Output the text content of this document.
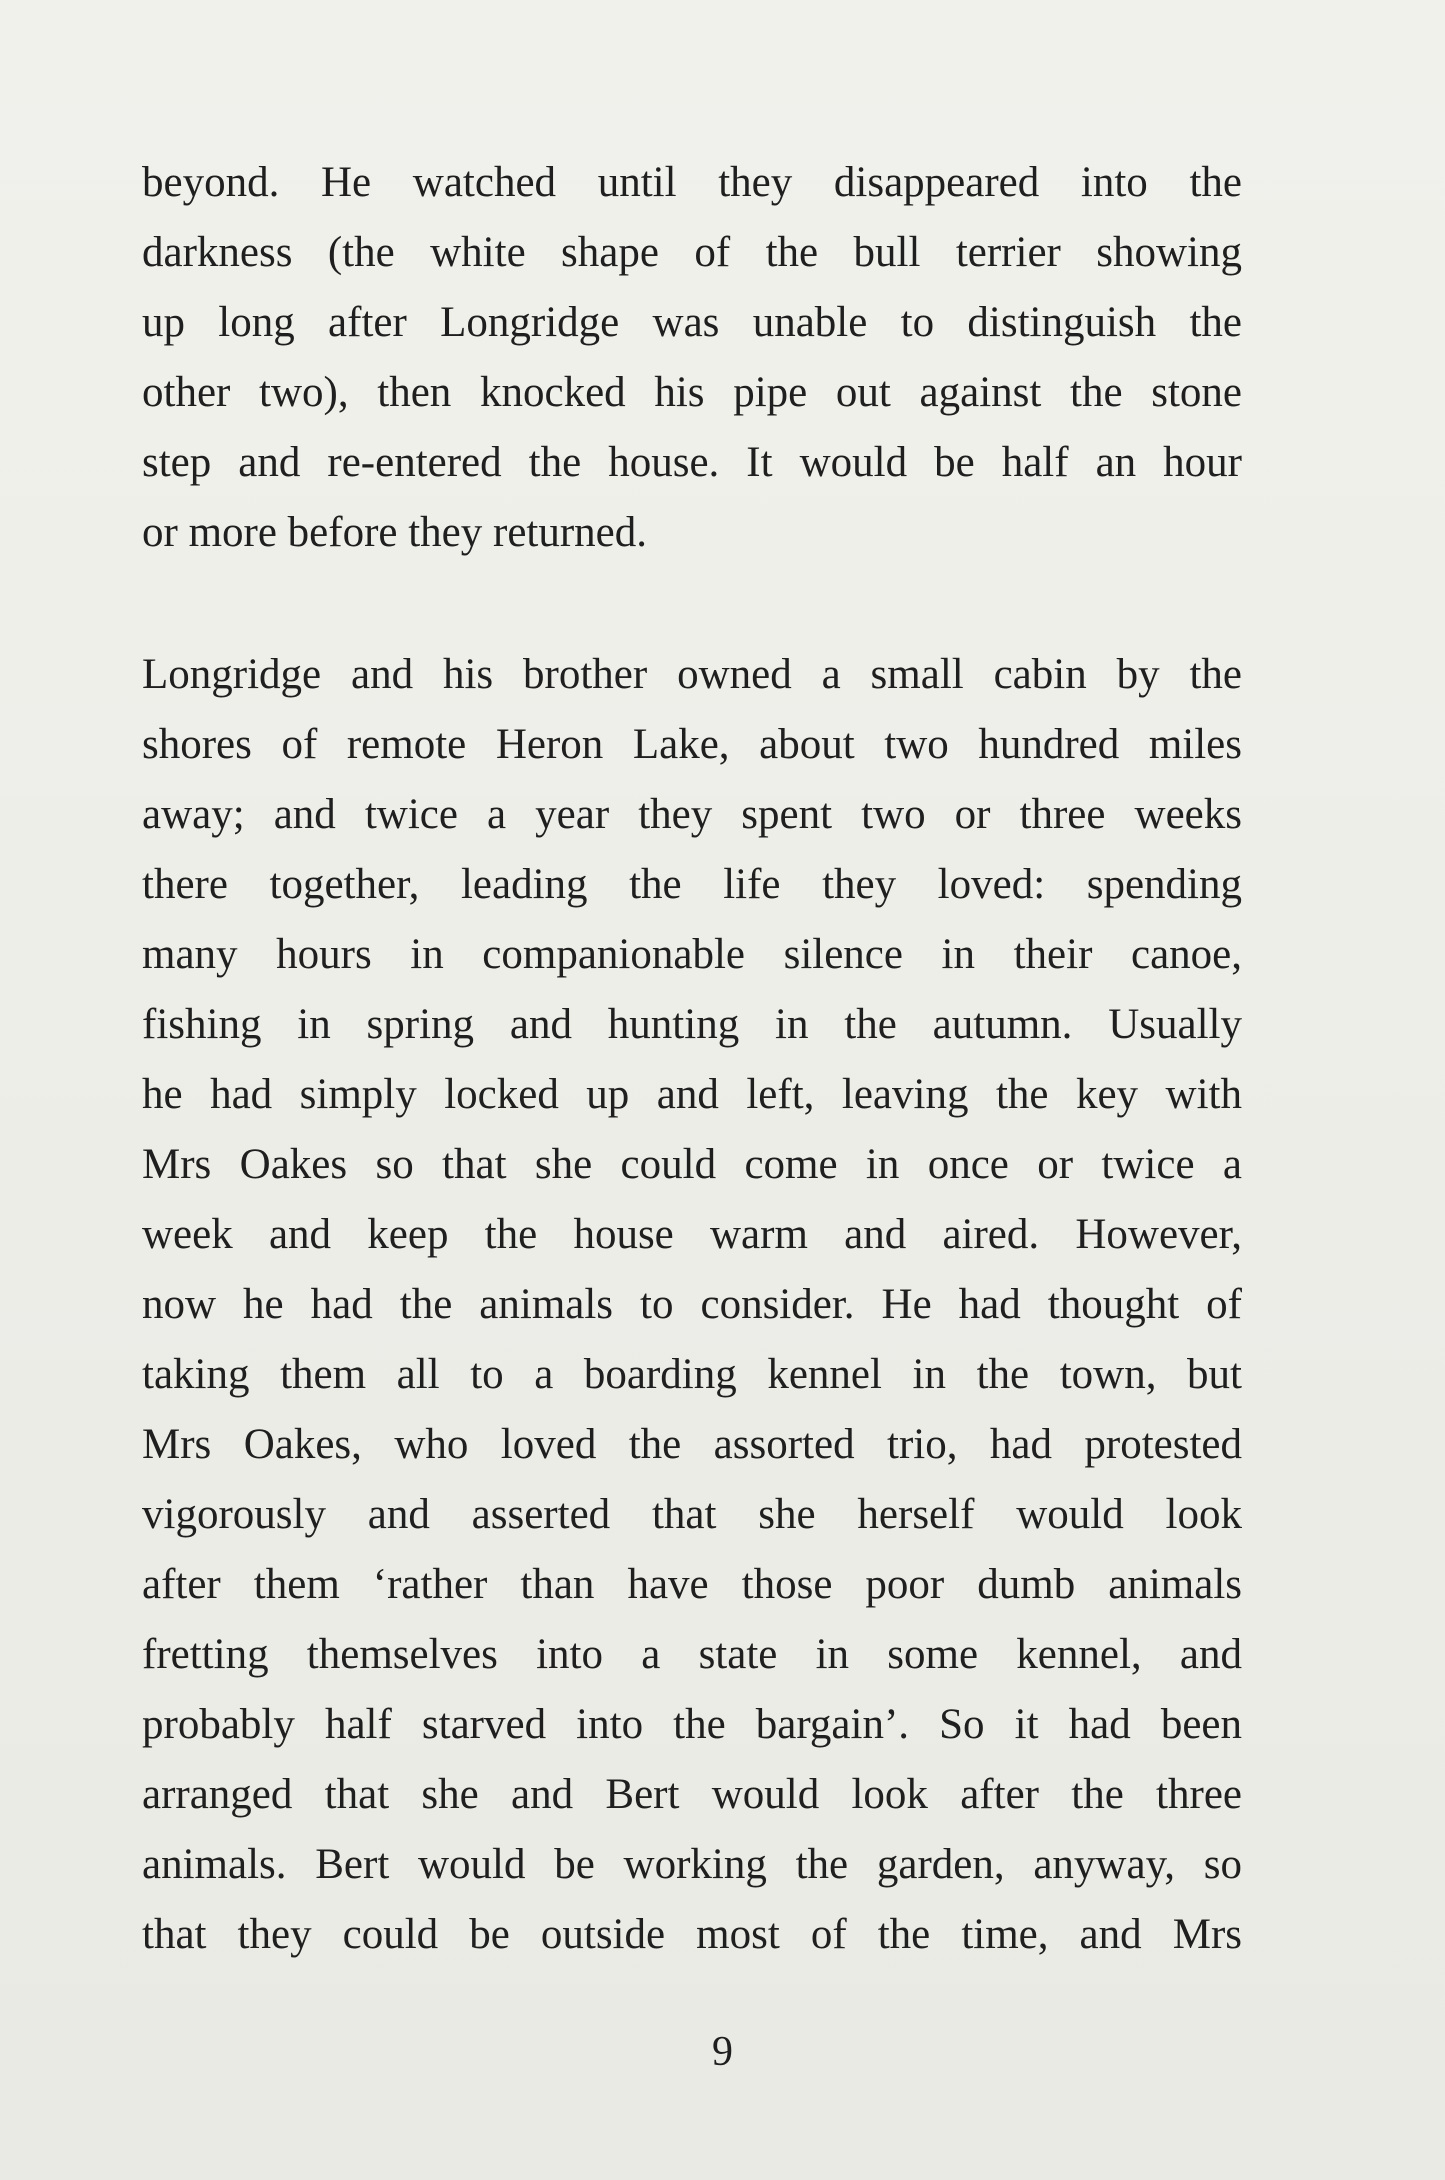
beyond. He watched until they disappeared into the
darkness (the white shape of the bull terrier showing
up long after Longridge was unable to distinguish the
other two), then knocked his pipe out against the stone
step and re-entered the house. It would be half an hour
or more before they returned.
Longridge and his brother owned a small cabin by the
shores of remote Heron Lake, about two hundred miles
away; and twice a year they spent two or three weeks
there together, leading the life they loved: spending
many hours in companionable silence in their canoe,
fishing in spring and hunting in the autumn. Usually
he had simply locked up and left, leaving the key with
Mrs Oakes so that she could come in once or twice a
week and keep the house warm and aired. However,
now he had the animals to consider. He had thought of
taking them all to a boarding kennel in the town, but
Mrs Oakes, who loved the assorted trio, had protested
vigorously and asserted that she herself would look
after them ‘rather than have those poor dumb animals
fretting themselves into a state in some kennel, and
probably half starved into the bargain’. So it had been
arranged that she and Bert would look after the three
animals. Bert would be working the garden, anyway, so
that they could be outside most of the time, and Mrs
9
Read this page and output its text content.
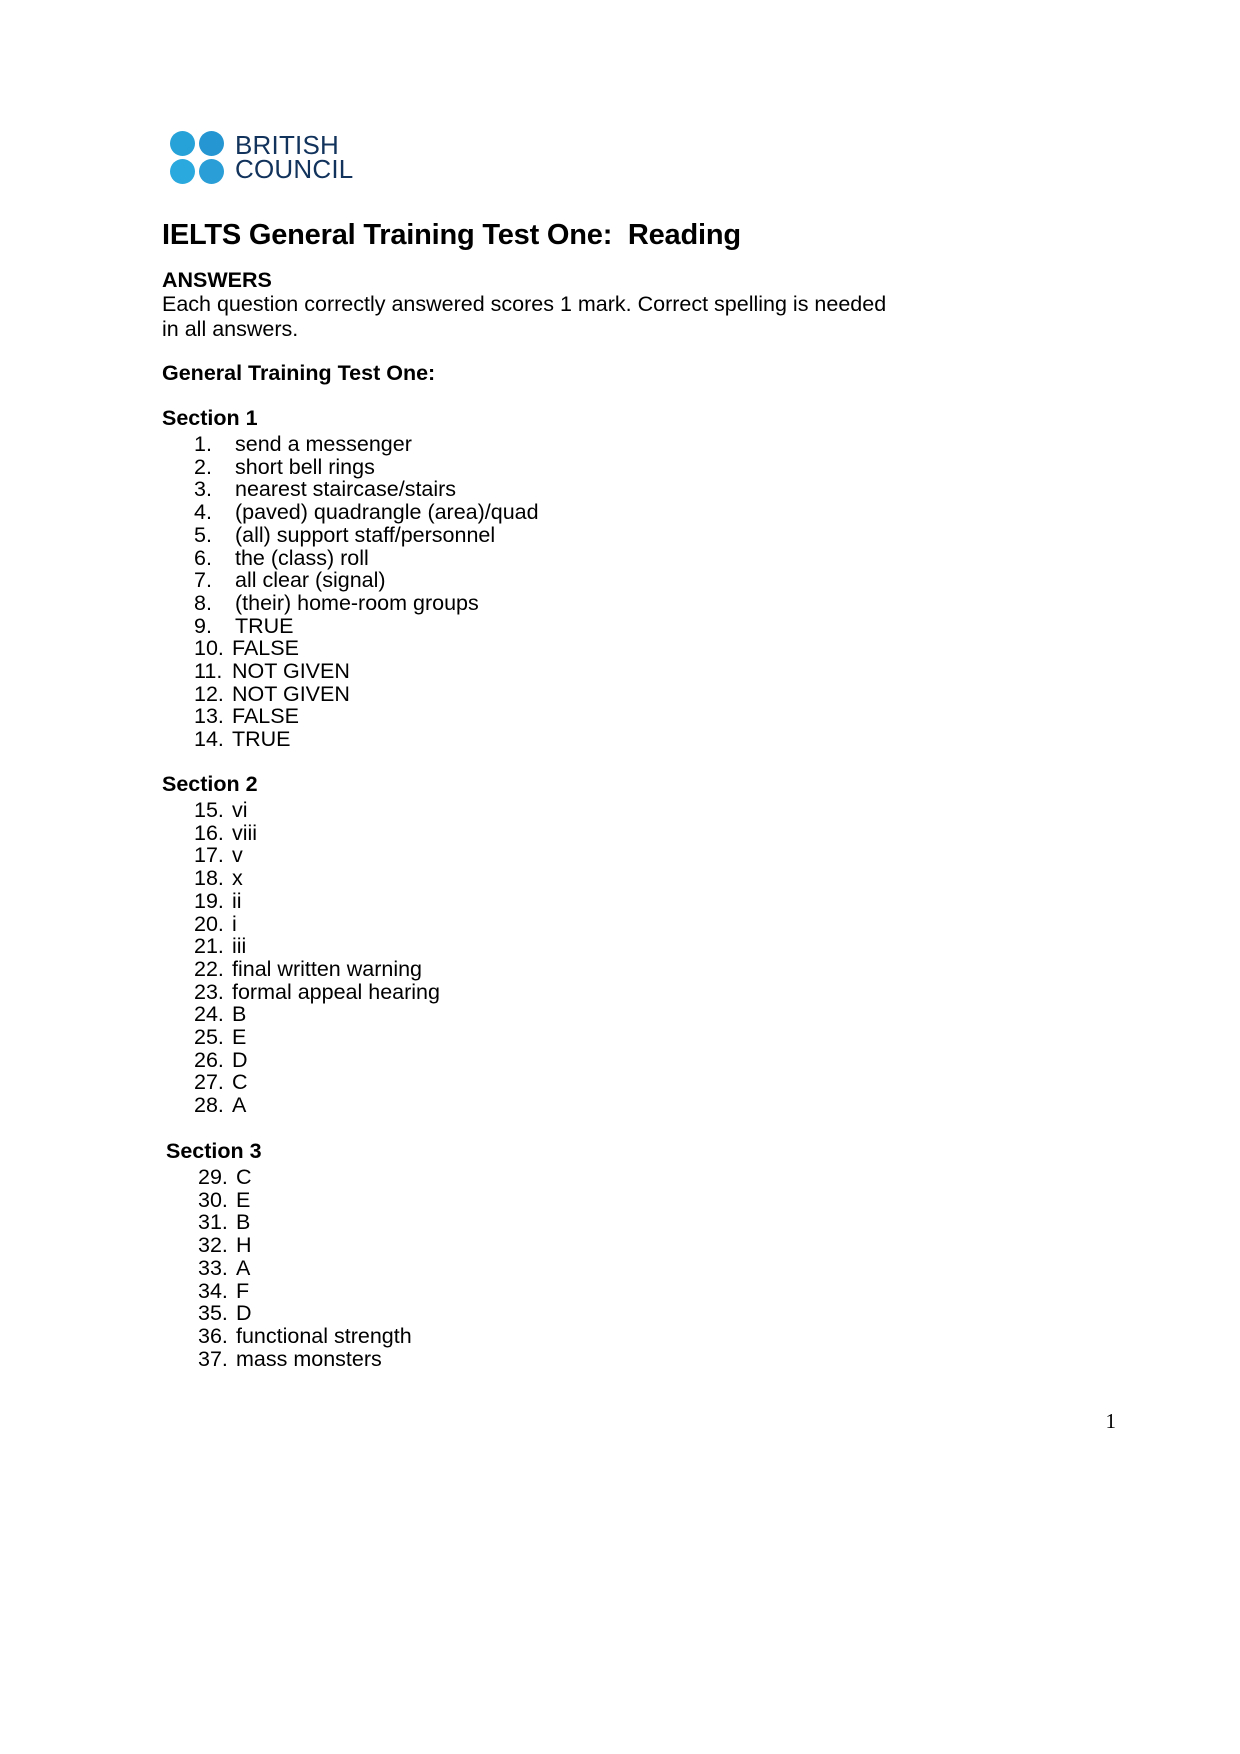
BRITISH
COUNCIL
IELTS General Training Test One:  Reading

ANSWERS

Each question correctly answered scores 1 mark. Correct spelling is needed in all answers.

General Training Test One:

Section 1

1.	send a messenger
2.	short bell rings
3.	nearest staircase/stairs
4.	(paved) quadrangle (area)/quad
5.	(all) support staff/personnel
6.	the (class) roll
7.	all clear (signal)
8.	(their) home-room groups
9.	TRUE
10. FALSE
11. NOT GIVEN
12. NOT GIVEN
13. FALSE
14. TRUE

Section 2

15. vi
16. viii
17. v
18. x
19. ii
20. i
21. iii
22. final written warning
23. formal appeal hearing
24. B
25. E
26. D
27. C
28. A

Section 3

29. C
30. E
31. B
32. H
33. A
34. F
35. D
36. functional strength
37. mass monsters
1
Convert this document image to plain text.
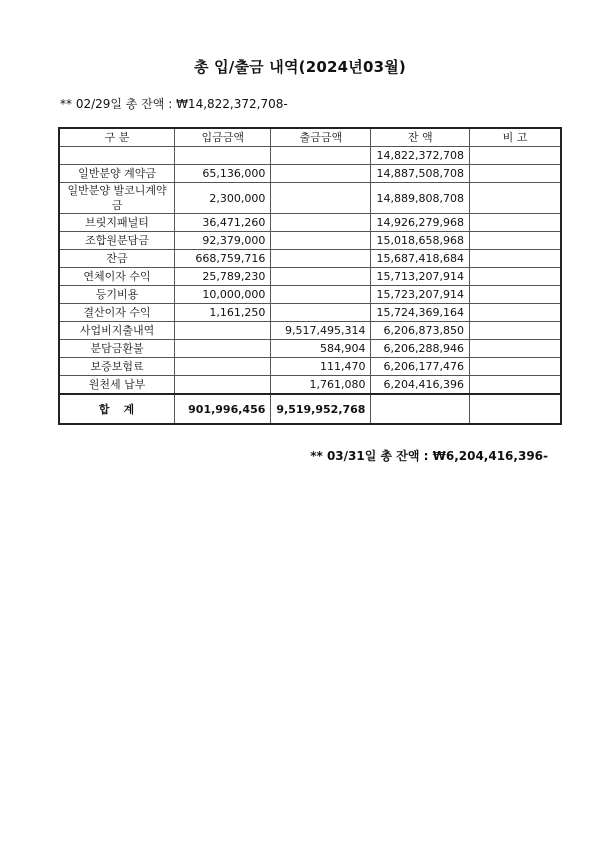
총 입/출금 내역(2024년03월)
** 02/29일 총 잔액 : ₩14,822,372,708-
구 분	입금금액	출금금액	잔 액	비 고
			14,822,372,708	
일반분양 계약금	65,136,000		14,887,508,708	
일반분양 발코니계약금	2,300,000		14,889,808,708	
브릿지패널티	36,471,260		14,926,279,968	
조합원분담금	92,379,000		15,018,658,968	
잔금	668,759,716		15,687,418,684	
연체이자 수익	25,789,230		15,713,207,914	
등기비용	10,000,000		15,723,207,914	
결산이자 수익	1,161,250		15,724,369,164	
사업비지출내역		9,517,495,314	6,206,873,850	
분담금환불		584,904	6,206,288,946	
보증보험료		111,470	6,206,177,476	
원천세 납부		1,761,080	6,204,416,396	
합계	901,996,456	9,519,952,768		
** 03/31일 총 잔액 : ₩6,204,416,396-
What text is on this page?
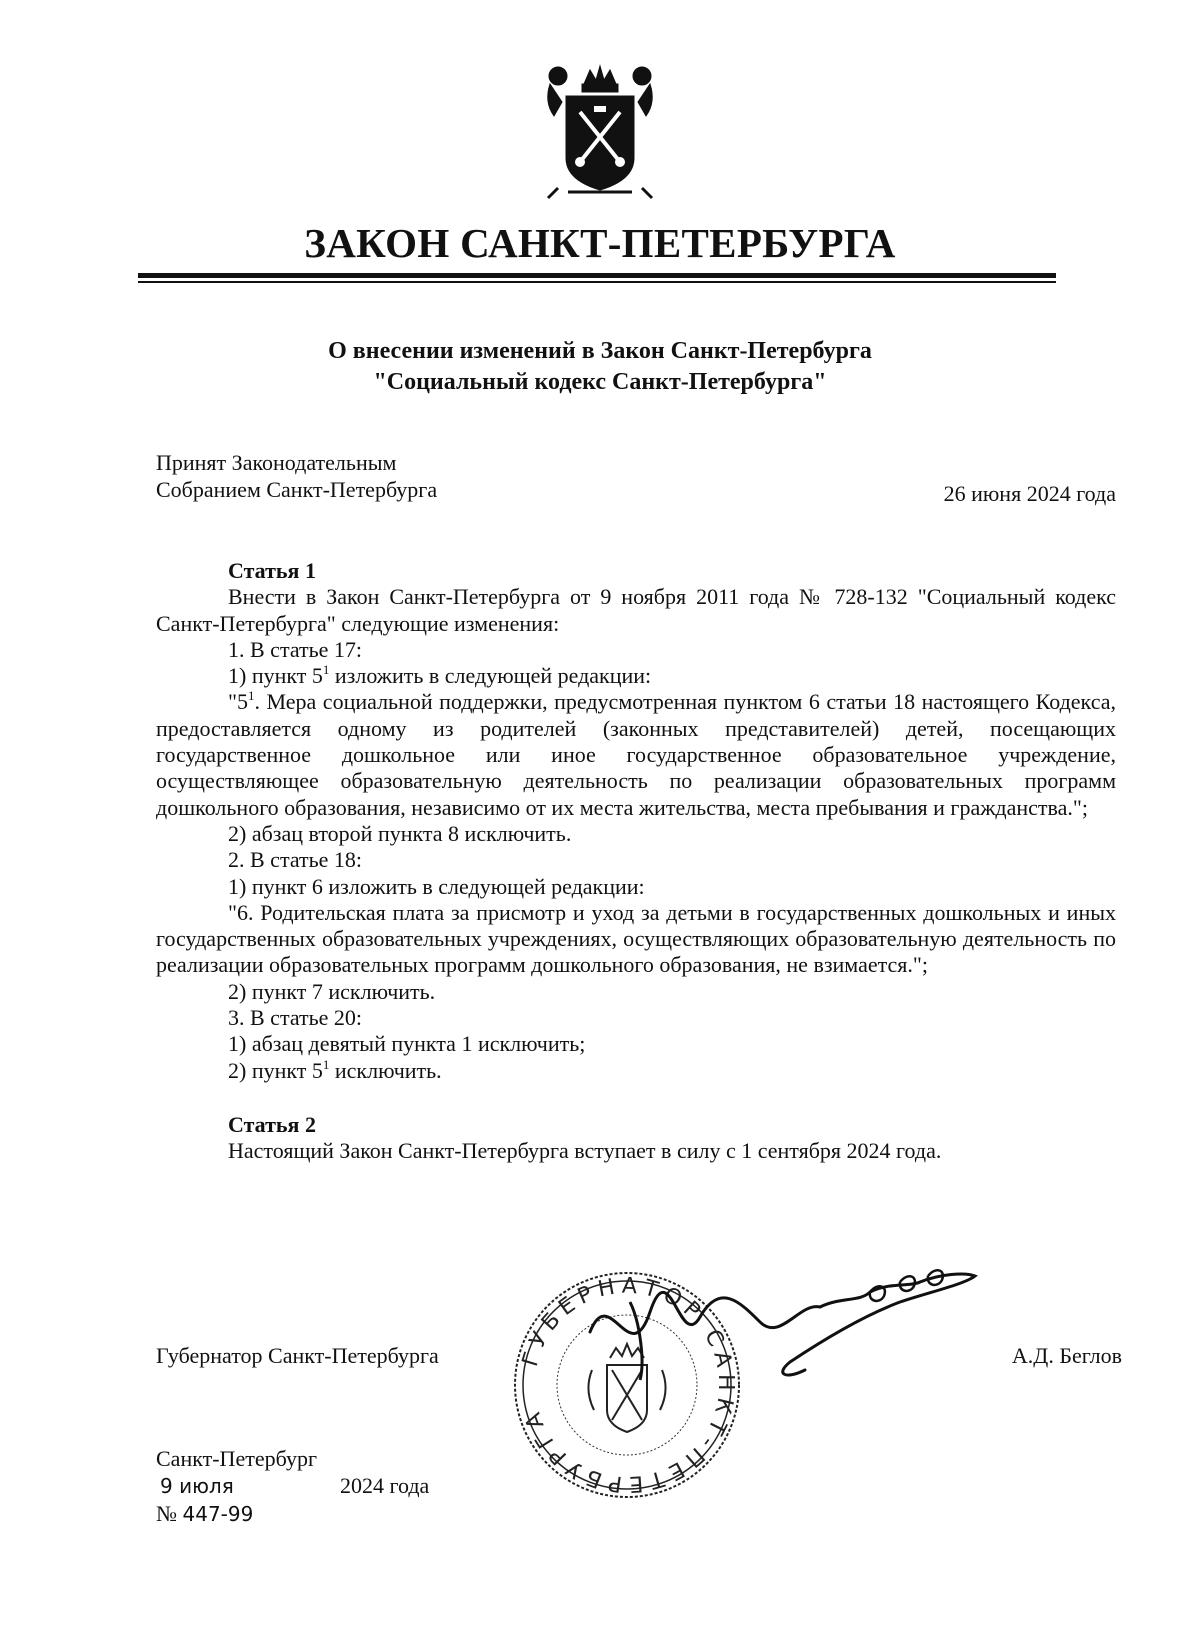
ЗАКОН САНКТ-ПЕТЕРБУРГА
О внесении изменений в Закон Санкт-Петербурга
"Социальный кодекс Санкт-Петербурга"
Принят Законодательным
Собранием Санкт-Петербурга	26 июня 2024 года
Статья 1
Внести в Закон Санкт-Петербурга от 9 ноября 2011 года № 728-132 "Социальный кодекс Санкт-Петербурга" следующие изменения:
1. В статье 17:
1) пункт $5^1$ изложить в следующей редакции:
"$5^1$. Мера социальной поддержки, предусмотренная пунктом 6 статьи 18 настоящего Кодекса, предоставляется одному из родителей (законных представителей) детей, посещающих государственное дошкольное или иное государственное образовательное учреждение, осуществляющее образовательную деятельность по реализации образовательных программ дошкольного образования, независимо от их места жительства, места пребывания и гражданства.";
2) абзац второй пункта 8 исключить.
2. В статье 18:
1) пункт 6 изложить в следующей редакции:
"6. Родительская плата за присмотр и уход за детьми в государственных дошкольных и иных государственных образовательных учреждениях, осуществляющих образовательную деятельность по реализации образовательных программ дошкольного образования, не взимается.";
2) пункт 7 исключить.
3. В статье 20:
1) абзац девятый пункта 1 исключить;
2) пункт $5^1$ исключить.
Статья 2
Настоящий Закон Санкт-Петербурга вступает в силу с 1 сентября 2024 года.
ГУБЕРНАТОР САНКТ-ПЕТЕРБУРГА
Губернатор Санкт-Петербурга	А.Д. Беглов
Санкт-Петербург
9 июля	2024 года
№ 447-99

---

| Exercise task |
Drop the images and quote the entries word for word.

| Output for this exercise |
Output the text content of this document.
beyond. He watched until they disappeared into the
darkness (the white shape of the bull terrier showing
up long after Longridge was unable to distinguish the
other two), then knocked his pipe out against the stone
step and re-entered the house. It would be half an hour
or more before they returned.
Longridge and his brother owned a small cabin by the
shores of remote Heron Lake, about two hundred miles
away; and twice a year they spent two or three weeks
there together, leading the life they loved: spending
many hours in companionable silence in their canoe,
fishing in spring and hunting in the autumn. Usually
he had simply locked up and left, leaving the key with
Mrs Oakes so that she could come in once or twice a
week and keep the house warm and aired. However,
now he had the animals to consider. He had thought of
taking them all to a boarding kennel in the town, but
Mrs Oakes, who loved the assorted trio, had protested
vigorously and asserted that she herself would look
after them ‘rather than have those poor dumb animals
fretting themselves into a state in some kennel, and
probably half starved into the bargain’. So it had been
arranged that she and Bert would look after the three
animals. Bert would be working the garden, anyway, so
that they could be outside most of the time, and Mrs
9
Read this page and output its text content.
BRITISH
COUNCIL
IELTS General Training Test One:  Reading

ANSWERS

Each question correctly answered scores 1 mark. Correct spelling is needed in all answers.

General Training Test One:

Section 1

1.	send a messenger
2.	short bell rings
3.	nearest staircase/stairs
4.	(paved) quadrangle (area)/quad
5.	(all) support staff/personnel
6.	the (class) roll
7.	all clear (signal)
8.	(their) home-room groups
9.	TRUE
10. FALSE
11. NOT GIVEN
12. NOT GIVEN
13. FALSE
14. TRUE

Section 2

15. vi
16. viii
17. v
18. x
19. ii
20. i
21. iii
22. final written warning
23. formal appeal hearing
24. B
25. E
26. D
27. C
28. A

Section 3

29. C
30. E
31. B
32. H
33. A
34. F
35. D
36. functional strength
37. mass monsters
1
Convert this document image to plain text.
총 입/출금 내역(2024년03월)
** 02/29일 총 잔액 : ₩14,822,372,708-
구 분	입금금액	출금금액	잔 액	비 고
			14,822,372,708	
일반분양 계약금	65,136,000		14,887,508,708	
일반분양 발코니계약금	2,300,000		14,889,808,708	
브릿지패널티	36,471,260		14,926,279,968	
조합원분담금	92,379,000		15,018,658,968	
잔금	668,759,716		15,687,418,684	
연체이자 수익	25,789,230		15,713,207,914	
등기비용	10,000,000		15,723,207,914	
결산이자 수익	1,161,250		15,724,369,164	
사업비지출내역		9,517,495,314	6,206,873,850	
분담금환불		584,904	6,206,288,946	
보증보험료		111,470	6,206,177,476	
원천세 납부		1,761,080	6,204,416,396	
합계	901,996,456	9,519,952,768		
** 03/31일 총 잔액 : ₩6,204,416,396-
What text is on this page?
ЗАКОН САНКТ-ПЕТЕРБУРГА
О внесении изменений в Закон Санкт-Петербурга
"Социальный кодекс Санкт-Петербурга"
Принят Законодательным
Собранием Санкт-Петербурга	26 июня 2024 года
Статья 1
Внести в Закон Санкт-Петербурга от 9 ноября 2011 года № 728-132 "Социальный кодекс Санкт-Петербурга" следующие изменения:
1. В статье 17:
1) пункт $5^1$ изложить в следующей редакции:
"$5^1$. Мера социальной поддержки, предусмотренная пунктом 6 статьи 18 настоящего Кодекса, предоставляется одному из родителей (законных представителей) детей, посещающих государственное дошкольное или иное государственное образовательное учреждение, осуществляющее образовательную деятельность по реализации образовательных программ дошкольного образования, независимо от их места жительства, места пребывания и гражданства.";
2) абзац второй пункта 8 исключить.
2. В статье 18:
1) пункт 6 изложить в следующей редакции:
"6. Родительская плата за присмотр и уход за детьми в государственных дошкольных и иных государственных образовательных учреждениях, осуществляющих образовательную деятельность по реализации образовательных программ дошкольного образования, не взимается.";
2) пункт 7 исключить.
3. В статье 20:
1) абзац девятый пункта 1 исключить;
2) пункт $5^1$ исключить.
Статья 2
Настоящий Закон Санкт-Петербурга вступает в силу с 1 сентября 2024 года.
ГУБЕРНАТОР САНКТ-ПЕТЕРБУРГА
Губернатор Санкт-Петербурга	А.Д. Беглов
Санкт-Петербург
9 июля	2024 года
№ 447-99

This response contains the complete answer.